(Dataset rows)
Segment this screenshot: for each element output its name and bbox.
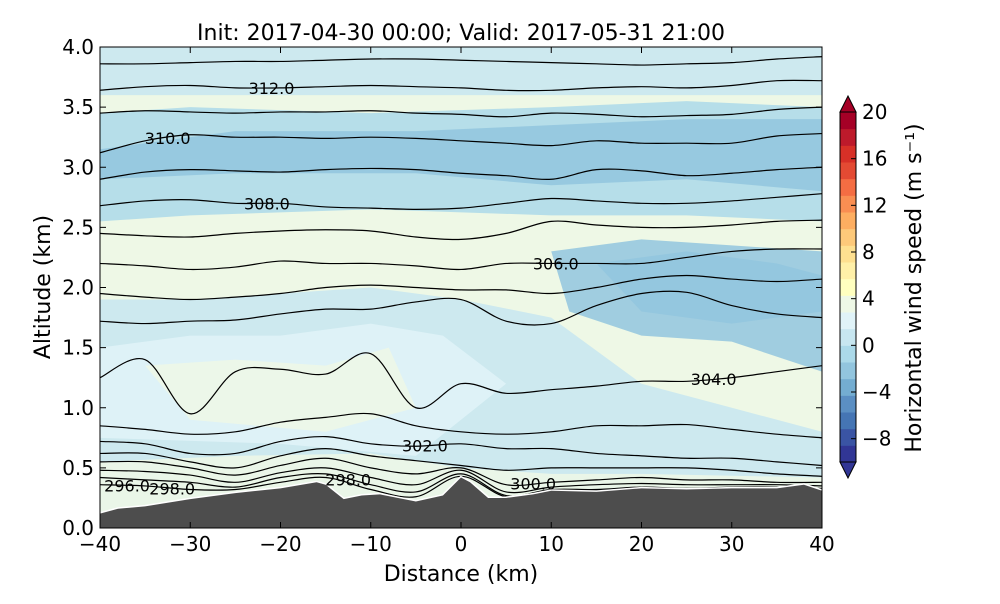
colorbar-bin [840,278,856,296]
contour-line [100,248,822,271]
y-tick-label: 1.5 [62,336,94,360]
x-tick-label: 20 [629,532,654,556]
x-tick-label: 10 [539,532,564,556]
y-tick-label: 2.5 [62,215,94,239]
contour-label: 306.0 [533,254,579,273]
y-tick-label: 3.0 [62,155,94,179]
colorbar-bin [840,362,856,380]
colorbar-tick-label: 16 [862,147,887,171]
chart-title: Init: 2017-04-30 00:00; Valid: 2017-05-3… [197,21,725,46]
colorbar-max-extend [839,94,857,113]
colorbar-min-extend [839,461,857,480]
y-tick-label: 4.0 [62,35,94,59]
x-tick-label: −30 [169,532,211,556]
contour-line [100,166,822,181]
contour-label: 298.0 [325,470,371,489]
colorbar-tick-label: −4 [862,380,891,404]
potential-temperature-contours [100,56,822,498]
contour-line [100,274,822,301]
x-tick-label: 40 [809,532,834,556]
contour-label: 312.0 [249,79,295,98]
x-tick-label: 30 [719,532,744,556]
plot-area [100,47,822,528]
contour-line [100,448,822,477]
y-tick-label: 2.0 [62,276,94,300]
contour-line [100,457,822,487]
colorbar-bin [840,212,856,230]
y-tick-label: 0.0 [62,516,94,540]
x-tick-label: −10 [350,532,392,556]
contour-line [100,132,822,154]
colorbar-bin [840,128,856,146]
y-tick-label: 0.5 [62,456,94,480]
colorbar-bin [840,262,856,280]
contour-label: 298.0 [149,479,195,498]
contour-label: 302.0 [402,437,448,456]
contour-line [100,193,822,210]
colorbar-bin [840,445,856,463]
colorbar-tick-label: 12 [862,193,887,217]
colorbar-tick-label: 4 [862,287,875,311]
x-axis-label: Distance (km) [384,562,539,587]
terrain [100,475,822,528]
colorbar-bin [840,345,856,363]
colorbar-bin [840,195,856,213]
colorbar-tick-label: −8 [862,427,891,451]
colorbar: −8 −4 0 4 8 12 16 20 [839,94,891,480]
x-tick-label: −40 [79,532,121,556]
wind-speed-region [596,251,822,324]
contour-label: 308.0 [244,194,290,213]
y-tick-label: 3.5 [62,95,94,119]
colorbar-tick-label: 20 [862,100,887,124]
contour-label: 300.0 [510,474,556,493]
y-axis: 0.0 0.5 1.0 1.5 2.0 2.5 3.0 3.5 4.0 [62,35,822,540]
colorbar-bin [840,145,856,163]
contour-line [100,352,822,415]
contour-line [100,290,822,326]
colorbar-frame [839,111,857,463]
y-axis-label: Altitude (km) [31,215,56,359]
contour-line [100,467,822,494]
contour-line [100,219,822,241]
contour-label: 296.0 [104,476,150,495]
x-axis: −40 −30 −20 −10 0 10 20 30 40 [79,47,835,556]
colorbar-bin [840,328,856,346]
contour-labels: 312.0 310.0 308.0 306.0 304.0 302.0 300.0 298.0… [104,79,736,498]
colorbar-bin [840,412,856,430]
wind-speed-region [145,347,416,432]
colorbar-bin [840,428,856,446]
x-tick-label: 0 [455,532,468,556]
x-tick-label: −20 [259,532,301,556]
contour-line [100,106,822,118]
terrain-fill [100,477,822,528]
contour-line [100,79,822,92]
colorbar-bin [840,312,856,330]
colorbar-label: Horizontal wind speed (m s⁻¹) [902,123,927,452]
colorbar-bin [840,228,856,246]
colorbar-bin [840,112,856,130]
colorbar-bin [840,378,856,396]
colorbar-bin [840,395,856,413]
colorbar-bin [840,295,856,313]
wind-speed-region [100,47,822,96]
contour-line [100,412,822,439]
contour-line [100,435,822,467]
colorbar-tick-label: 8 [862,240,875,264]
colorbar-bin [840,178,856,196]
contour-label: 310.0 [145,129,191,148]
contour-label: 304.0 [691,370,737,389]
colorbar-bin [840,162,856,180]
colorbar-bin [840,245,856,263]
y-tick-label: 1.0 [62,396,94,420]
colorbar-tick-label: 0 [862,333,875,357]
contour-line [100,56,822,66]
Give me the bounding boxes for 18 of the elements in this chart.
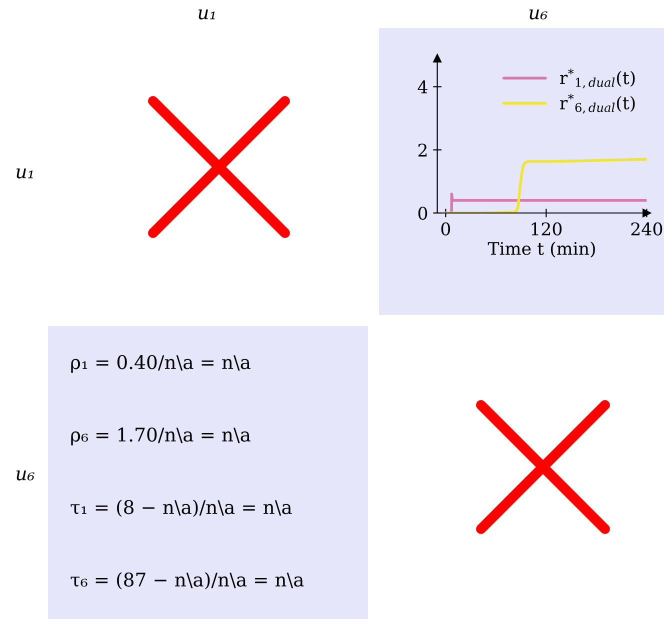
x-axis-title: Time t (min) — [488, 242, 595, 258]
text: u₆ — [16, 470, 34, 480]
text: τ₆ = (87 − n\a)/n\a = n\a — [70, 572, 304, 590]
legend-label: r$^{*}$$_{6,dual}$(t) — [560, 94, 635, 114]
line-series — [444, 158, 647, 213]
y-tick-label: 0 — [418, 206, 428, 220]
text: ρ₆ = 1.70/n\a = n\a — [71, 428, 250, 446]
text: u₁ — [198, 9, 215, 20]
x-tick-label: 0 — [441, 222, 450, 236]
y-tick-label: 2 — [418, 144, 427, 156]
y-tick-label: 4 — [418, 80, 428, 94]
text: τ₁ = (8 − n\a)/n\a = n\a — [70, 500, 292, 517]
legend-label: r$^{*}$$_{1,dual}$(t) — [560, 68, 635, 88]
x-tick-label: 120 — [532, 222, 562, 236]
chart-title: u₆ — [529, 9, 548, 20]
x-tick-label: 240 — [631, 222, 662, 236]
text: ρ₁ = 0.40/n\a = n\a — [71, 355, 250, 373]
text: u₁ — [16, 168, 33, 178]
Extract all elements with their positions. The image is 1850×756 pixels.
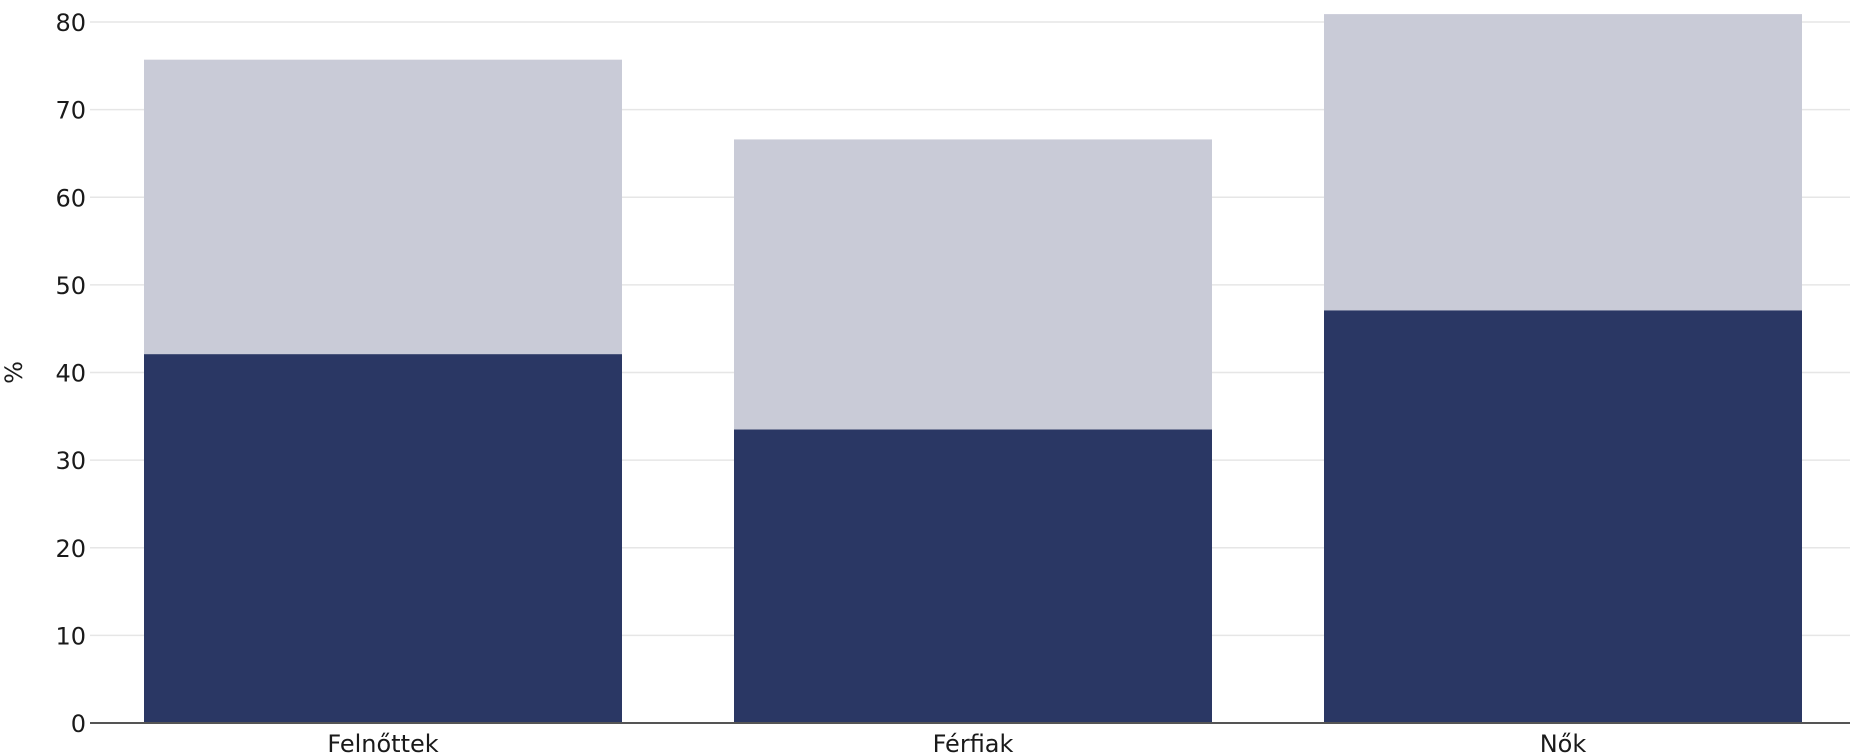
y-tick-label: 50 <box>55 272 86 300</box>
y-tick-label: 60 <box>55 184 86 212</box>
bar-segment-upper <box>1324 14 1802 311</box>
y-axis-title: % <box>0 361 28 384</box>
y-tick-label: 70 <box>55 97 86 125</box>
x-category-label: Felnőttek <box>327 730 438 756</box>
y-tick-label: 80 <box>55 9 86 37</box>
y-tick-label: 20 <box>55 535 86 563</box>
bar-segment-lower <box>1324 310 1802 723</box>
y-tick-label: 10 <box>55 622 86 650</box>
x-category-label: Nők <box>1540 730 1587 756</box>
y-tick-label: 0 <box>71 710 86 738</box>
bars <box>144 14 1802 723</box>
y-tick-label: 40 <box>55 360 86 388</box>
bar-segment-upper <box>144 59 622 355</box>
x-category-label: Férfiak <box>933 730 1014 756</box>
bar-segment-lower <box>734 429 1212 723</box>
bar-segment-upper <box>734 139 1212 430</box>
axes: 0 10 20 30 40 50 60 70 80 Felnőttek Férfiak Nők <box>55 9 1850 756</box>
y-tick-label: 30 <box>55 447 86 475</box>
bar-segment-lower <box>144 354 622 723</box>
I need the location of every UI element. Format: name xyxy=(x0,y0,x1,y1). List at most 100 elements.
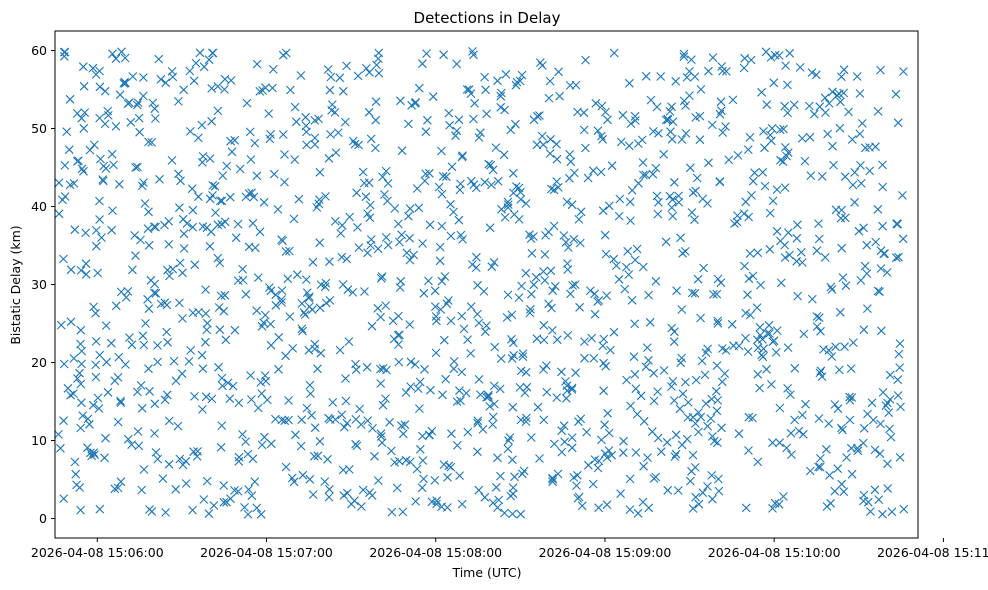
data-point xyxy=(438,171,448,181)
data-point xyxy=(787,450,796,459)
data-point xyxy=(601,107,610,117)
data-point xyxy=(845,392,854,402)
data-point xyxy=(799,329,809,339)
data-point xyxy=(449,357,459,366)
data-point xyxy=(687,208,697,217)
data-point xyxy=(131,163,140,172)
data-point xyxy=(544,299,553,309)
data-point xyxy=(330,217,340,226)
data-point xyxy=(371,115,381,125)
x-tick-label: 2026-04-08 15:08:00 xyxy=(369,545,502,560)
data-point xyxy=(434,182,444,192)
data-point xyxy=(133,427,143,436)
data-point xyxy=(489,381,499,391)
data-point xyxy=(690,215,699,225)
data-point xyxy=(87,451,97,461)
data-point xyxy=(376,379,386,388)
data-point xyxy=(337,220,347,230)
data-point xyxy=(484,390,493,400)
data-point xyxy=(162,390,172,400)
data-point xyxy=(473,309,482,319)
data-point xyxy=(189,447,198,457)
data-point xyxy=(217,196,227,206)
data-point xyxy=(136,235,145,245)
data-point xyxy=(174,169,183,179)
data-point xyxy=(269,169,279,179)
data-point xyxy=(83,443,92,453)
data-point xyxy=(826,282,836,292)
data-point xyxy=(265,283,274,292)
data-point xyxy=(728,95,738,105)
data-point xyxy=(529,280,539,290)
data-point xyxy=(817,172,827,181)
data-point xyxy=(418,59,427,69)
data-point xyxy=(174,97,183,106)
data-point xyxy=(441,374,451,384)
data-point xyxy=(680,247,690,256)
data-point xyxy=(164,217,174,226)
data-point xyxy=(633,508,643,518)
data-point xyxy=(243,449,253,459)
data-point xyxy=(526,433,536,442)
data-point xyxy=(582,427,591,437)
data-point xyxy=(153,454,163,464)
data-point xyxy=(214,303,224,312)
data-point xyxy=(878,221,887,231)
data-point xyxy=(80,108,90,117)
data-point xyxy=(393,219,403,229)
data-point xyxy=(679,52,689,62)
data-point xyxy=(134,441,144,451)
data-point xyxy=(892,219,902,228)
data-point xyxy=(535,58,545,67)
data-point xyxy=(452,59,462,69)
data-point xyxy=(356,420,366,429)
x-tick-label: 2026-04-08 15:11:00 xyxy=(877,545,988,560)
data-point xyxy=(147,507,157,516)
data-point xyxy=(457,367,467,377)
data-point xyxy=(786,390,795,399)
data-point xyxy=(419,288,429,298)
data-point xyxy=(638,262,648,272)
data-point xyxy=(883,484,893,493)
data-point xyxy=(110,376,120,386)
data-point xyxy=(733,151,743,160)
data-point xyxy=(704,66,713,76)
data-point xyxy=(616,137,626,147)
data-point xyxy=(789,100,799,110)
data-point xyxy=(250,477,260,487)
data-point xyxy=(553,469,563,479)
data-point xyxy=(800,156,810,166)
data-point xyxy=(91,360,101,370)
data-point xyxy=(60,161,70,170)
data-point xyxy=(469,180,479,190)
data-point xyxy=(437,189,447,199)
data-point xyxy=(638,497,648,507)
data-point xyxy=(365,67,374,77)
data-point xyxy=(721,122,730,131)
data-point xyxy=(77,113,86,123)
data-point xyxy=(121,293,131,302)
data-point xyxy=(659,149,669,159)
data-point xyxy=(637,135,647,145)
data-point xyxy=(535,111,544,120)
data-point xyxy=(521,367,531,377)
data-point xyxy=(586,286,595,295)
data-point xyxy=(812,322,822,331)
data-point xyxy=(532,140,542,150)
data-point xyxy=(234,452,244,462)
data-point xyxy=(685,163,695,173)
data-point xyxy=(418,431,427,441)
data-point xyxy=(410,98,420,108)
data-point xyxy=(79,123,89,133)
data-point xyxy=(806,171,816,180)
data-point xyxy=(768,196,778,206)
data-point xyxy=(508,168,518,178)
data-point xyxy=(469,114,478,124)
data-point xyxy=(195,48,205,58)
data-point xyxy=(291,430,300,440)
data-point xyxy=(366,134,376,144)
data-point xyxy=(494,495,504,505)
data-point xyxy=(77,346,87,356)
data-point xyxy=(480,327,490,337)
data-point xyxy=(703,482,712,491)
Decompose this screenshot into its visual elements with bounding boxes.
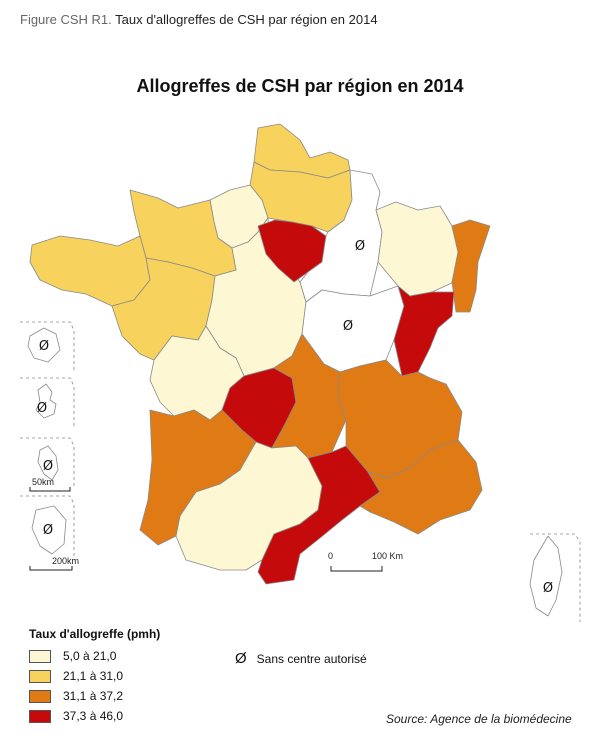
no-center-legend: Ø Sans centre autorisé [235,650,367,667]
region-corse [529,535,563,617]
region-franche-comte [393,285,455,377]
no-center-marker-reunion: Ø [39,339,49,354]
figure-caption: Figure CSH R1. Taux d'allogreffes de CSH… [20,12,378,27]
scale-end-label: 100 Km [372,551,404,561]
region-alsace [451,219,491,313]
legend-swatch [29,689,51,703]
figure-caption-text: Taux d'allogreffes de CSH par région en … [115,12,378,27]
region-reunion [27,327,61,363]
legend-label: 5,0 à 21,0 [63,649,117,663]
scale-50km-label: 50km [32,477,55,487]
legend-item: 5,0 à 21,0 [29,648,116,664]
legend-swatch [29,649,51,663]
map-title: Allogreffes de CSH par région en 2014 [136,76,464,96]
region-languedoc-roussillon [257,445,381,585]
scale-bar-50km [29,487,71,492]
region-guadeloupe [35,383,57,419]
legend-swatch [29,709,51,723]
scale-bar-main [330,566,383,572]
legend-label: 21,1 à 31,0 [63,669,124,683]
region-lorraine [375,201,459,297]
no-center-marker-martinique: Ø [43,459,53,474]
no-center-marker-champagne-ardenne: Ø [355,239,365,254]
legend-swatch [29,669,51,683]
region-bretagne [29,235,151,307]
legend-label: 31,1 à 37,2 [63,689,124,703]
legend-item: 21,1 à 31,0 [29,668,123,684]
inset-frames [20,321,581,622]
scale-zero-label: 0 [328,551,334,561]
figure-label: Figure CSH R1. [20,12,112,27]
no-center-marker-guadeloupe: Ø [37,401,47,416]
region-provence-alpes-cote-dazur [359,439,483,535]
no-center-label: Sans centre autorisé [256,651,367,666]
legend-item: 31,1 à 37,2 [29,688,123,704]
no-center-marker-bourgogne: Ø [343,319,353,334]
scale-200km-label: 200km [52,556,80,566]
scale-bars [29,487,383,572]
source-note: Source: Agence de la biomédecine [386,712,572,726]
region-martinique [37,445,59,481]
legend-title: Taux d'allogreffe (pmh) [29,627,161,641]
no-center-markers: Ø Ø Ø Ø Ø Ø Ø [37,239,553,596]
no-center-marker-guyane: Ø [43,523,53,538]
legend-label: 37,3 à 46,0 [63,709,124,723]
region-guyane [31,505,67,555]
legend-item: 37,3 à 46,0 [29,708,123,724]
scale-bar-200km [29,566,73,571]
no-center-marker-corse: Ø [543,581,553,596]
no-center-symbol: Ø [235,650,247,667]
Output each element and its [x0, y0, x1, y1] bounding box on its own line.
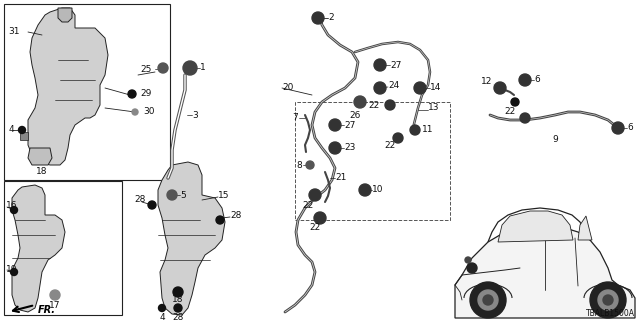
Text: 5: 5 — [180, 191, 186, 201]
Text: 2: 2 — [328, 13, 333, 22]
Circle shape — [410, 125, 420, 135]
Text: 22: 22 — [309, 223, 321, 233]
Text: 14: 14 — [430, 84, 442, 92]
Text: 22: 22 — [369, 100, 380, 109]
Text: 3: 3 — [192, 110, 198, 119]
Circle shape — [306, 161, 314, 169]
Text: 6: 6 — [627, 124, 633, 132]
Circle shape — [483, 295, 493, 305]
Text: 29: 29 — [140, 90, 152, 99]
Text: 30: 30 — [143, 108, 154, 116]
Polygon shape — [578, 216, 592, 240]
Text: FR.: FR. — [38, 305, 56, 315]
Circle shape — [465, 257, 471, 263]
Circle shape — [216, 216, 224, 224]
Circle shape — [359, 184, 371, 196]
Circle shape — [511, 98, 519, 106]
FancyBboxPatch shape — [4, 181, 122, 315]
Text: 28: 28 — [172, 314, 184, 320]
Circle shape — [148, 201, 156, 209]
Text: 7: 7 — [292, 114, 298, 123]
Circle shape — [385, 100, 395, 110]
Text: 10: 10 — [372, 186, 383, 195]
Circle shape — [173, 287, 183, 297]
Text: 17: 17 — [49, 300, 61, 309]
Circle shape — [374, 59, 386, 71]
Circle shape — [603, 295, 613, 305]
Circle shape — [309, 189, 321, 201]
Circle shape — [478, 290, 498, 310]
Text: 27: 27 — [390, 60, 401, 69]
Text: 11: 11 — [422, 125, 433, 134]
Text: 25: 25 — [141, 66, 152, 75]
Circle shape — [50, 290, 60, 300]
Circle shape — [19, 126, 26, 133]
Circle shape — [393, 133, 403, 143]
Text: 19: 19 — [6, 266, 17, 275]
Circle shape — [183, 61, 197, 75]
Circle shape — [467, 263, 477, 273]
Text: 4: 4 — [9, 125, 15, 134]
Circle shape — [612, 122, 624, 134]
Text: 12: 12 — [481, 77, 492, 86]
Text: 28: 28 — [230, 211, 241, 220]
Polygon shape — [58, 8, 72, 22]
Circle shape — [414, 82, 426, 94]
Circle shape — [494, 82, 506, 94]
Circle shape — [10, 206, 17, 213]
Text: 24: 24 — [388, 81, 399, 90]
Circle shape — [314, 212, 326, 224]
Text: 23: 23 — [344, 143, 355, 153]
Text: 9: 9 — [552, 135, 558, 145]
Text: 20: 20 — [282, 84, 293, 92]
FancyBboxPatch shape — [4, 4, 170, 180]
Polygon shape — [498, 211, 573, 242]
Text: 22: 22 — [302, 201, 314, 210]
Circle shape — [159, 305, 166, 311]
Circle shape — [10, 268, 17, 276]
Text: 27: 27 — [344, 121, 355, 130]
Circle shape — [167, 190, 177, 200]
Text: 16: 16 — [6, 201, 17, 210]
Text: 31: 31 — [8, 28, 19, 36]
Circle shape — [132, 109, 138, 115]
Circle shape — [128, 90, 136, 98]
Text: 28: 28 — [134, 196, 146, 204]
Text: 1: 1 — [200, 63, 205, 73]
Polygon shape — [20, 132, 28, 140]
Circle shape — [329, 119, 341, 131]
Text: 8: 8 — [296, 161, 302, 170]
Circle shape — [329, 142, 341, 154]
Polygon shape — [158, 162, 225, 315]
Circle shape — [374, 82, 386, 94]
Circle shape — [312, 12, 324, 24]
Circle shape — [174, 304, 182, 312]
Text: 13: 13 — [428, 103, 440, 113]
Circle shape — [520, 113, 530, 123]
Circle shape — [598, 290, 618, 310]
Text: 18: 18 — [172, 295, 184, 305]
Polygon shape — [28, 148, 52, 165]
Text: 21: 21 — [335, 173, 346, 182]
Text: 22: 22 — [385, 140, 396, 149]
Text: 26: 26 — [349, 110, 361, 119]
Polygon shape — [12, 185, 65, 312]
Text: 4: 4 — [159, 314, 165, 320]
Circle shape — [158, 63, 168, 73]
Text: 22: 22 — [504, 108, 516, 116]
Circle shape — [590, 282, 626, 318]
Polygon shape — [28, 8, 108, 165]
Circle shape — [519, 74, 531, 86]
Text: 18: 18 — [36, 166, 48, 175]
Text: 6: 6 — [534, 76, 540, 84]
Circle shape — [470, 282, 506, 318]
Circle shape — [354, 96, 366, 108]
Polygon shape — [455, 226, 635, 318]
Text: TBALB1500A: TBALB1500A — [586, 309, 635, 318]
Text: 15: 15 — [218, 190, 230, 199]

(Task description) Copy the lines of the material verbatim, starting at the line that contains "Text: 5: 5 — [180, 191, 186, 201]" and ending at the line that contains "Circle shape — [374, 59, 386, 71]", with both of those lines included.

(Worked solution)
Text: 5: 5 — [180, 191, 186, 201]
Text: 2: 2 — [328, 13, 333, 22]
Circle shape — [410, 125, 420, 135]
Text: 22: 22 — [309, 223, 321, 233]
Text: 14: 14 — [430, 84, 442, 92]
Text: 22: 22 — [369, 100, 380, 109]
Text: 3: 3 — [192, 110, 198, 119]
Circle shape — [306, 161, 314, 169]
Text: 6: 6 — [627, 124, 633, 132]
Circle shape — [483, 295, 493, 305]
Text: 29: 29 — [140, 90, 152, 99]
Text: 30: 30 — [143, 108, 154, 116]
Polygon shape — [578, 216, 592, 240]
Text: FR.: FR. — [38, 305, 56, 315]
Circle shape — [465, 257, 471, 263]
Circle shape — [216, 216, 224, 224]
Circle shape — [359, 184, 371, 196]
Circle shape — [511, 98, 519, 106]
FancyBboxPatch shape — [4, 181, 122, 315]
Text: 28: 28 — [172, 314, 184, 320]
Circle shape — [148, 201, 156, 209]
Text: 7: 7 — [292, 114, 298, 123]
Circle shape — [385, 100, 395, 110]
Text: 10: 10 — [372, 186, 383, 195]
Circle shape — [173, 287, 183, 297]
Text: 17: 17 — [49, 300, 61, 309]
Circle shape — [374, 59, 386, 71]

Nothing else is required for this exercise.